(Collection entries)
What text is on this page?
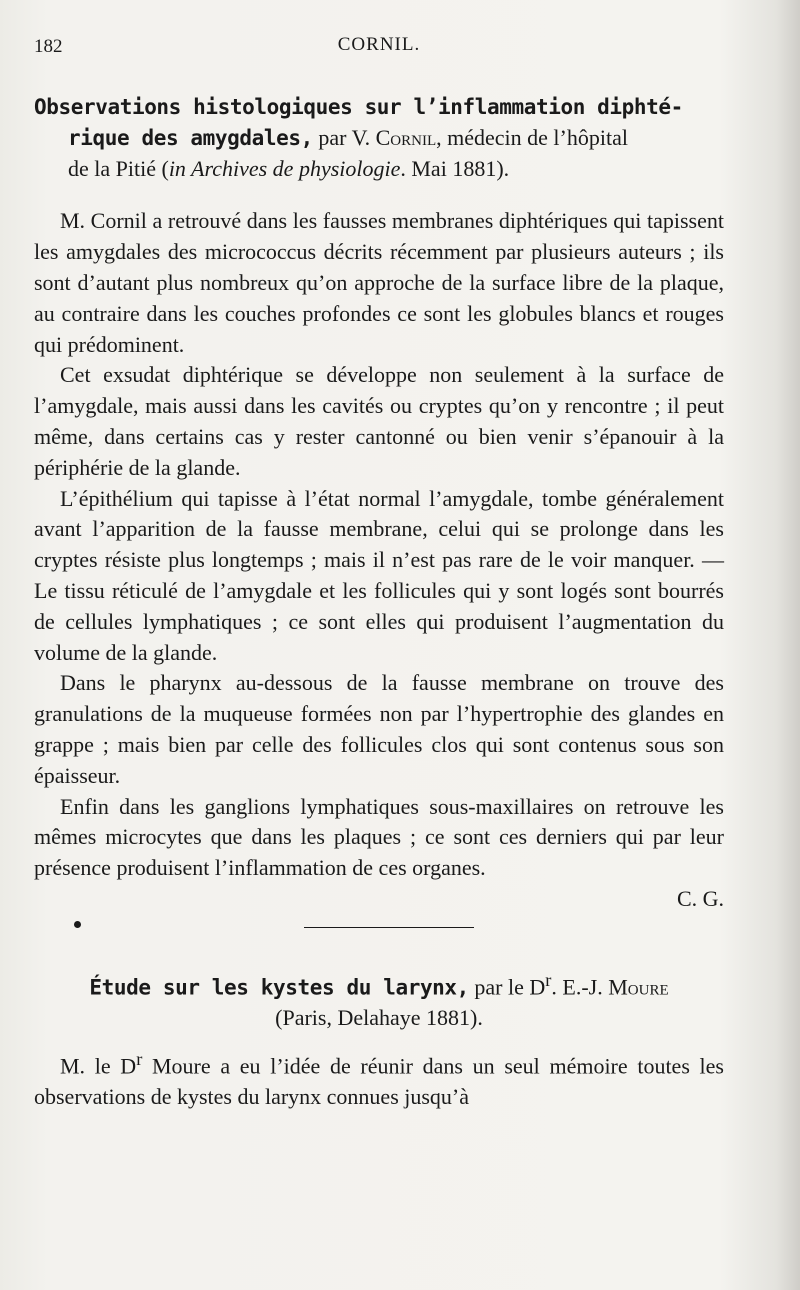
182	CORNIL.
Observations histologiques sur l’inflammation diphté-
rique des amygdales, par V. Cornil, médecin de l’hôpital
de la Pitié (in Archives de physiologie. Mai 1881).

M. Cornil a retrouvé dans les fausses membranes diphtériques qui tapissent les amygdales des micrococcus décrits récemment par plusieurs auteurs ; ils sont d’autant plus nombreux qu’on approche de la surface libre de la plaque, au contraire dans les couches profondes ce sont les globules blancs et rouges qui prédominent.

Cet exsudat diphtérique se développe non seulement à la surface de l’amygdale, mais aussi dans les cavités ou cryptes qu’on y rencontre ; il peut même, dans certains cas y rester cantonné ou bien venir s’épanouir à la périphérie de la glande.

L’épithélium qui tapisse à l’état normal l’amygdale, tombe généralement avant l’apparition de la fausse membrane, celui qui se prolonge dans les cryptes résiste plus longtemps ; mais il n’est pas rare de le voir manquer. — Le tissu réticulé de l’amygdale et les follicules qui y sont logés sont bourrés de cellules lymphatiques ; ce sont elles qui produisent l’augmentation du volume de la glande.

Dans le pharynx au-dessous de la fausse membrane on trouve des granulations de la muqueuse formées non par l’hypertrophie des glandes en grappe ; mais bien par celle des follicules clos qui sont contenus sous son épaisseur.

Enfin dans les ganglions lymphatiques sous-maxillaires on retrouve les mêmes microcytes que dans les plaques ; ce sont ces derniers qui par leur présence produisent l’inflammation de ces organes.

C. G.

Étude sur les kystes du larynx, par le $D^r$. E.-J. Moure
(Paris, Delahaye 1881).

M. le $D^r$ Moure a eu l’idée de réunir dans un seul mémoire toutes les observations de kystes du larynx connues jusqu’à
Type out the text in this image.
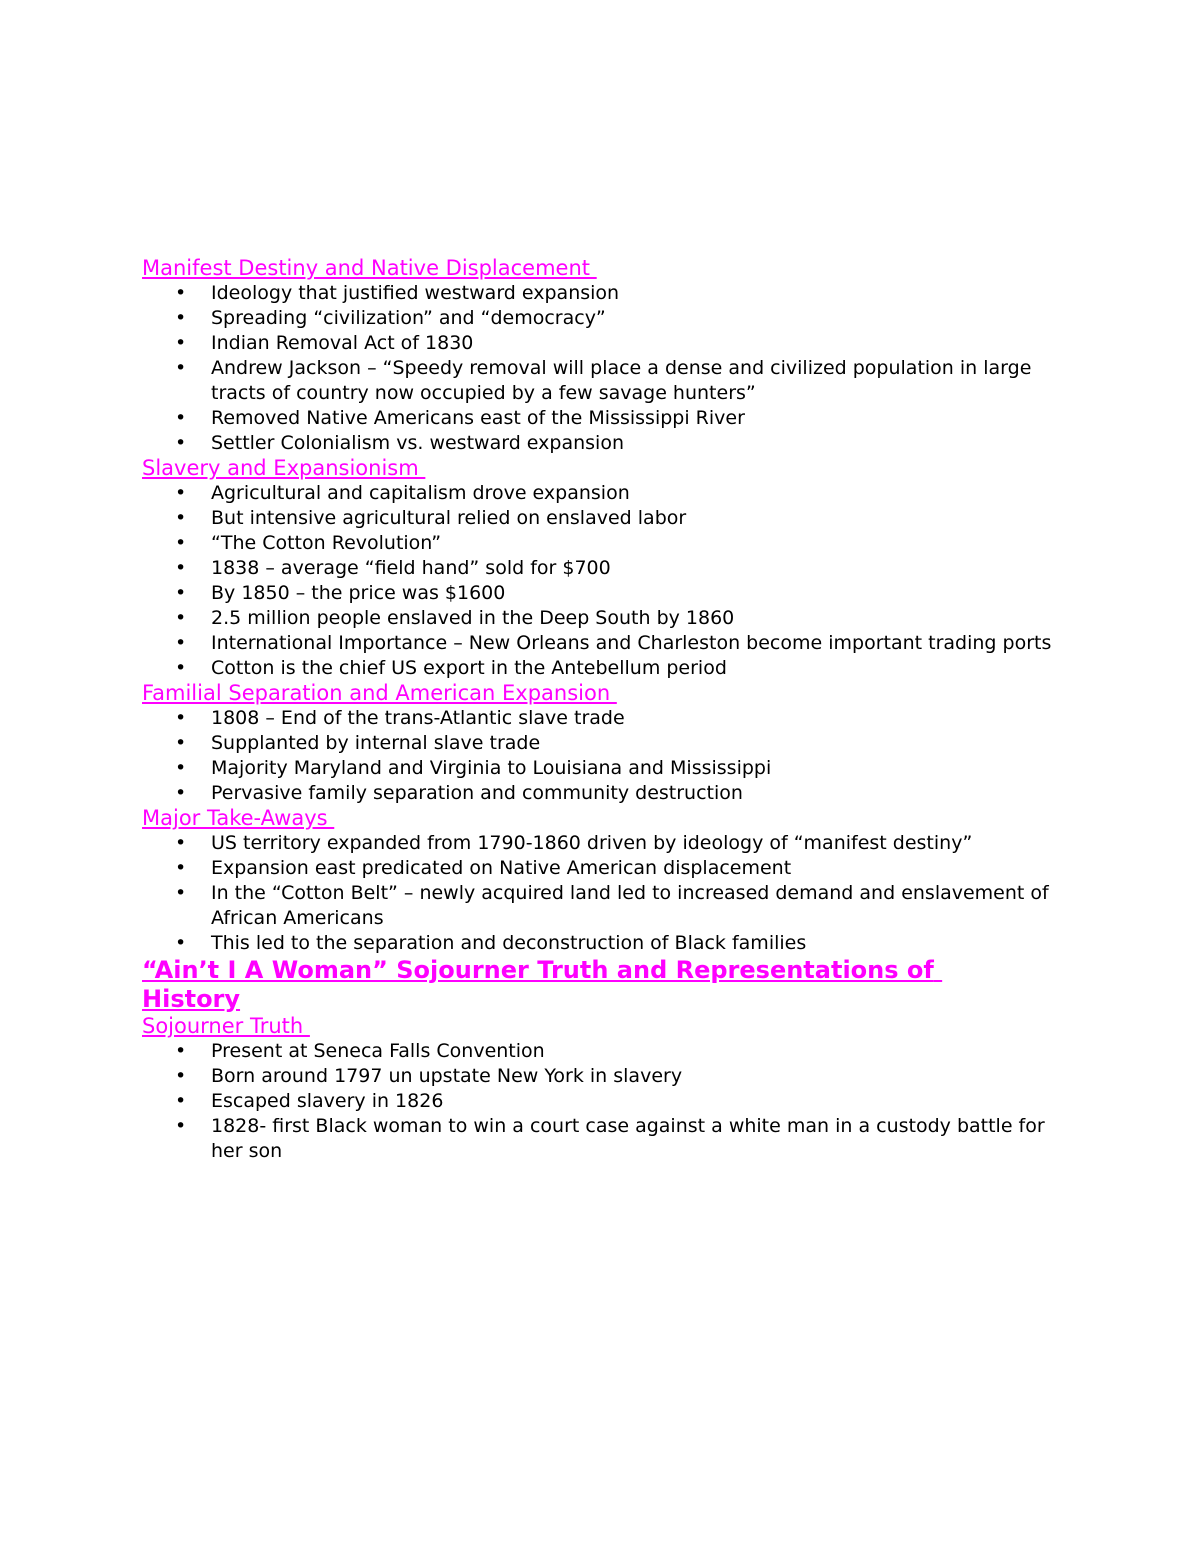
Manifest Destiny and Native Displacement
• Ideology that justified westward expansion
• Spreading “civilization” and “democracy”
• Indian Removal Act of 1830
• Andrew Jackson – “Speedy removal will place a dense and civilized population in large tracts of country now occupied by a few savage hunters”
• Removed Native Americans east of the Mississippi River
• Settler Colonialism vs. westward expansion
Slavery and Expansionism
• Agricultural and capitalism drove expansion
• But intensive agricultural relied on enslaved labor
• “The Cotton Revolution”
• 1838 – average “field hand” sold for $700
• By 1850 – the price was $1600
• 2.5 million people enslaved in the Deep South by 1860
• International Importance – New Orleans and Charleston become important trading ports
• Cotton is the chief US export in the Antebellum period
Familial Separation and American Expansion
• 1808 – End of the trans-Atlantic slave trade
• Supplanted by internal slave trade
• Majority Maryland and Virginia to Louisiana and Mississippi
• Pervasive family separation and community destruction
Major Take-Aways
• US territory expanded from 1790-1860 driven by ideology of “manifest destiny”
• Expansion east predicated on Native American displacement
• In the “Cotton Belt” – newly acquired land led to increased demand and enslavement of African Americans
• This led to the separation and deconstruction of Black families
“Ain’t I A Woman” Sojourner Truth and Representations of History
Sojourner Truth
• Present at Seneca Falls Convention
• Born around 1797 un upstate New York in slavery
• Escaped slavery in 1826
• 1828- first Black woman to win a court case against a white man in a custody battle for her son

**REQUEST:** Search the data above for the string "Black" and copy each line that has it.

**WORKED SOLUTION:**
• This led to the separation and deconstruction of Black families
• 1828- first Black woman to win a court case against a white man in a custody battle for her son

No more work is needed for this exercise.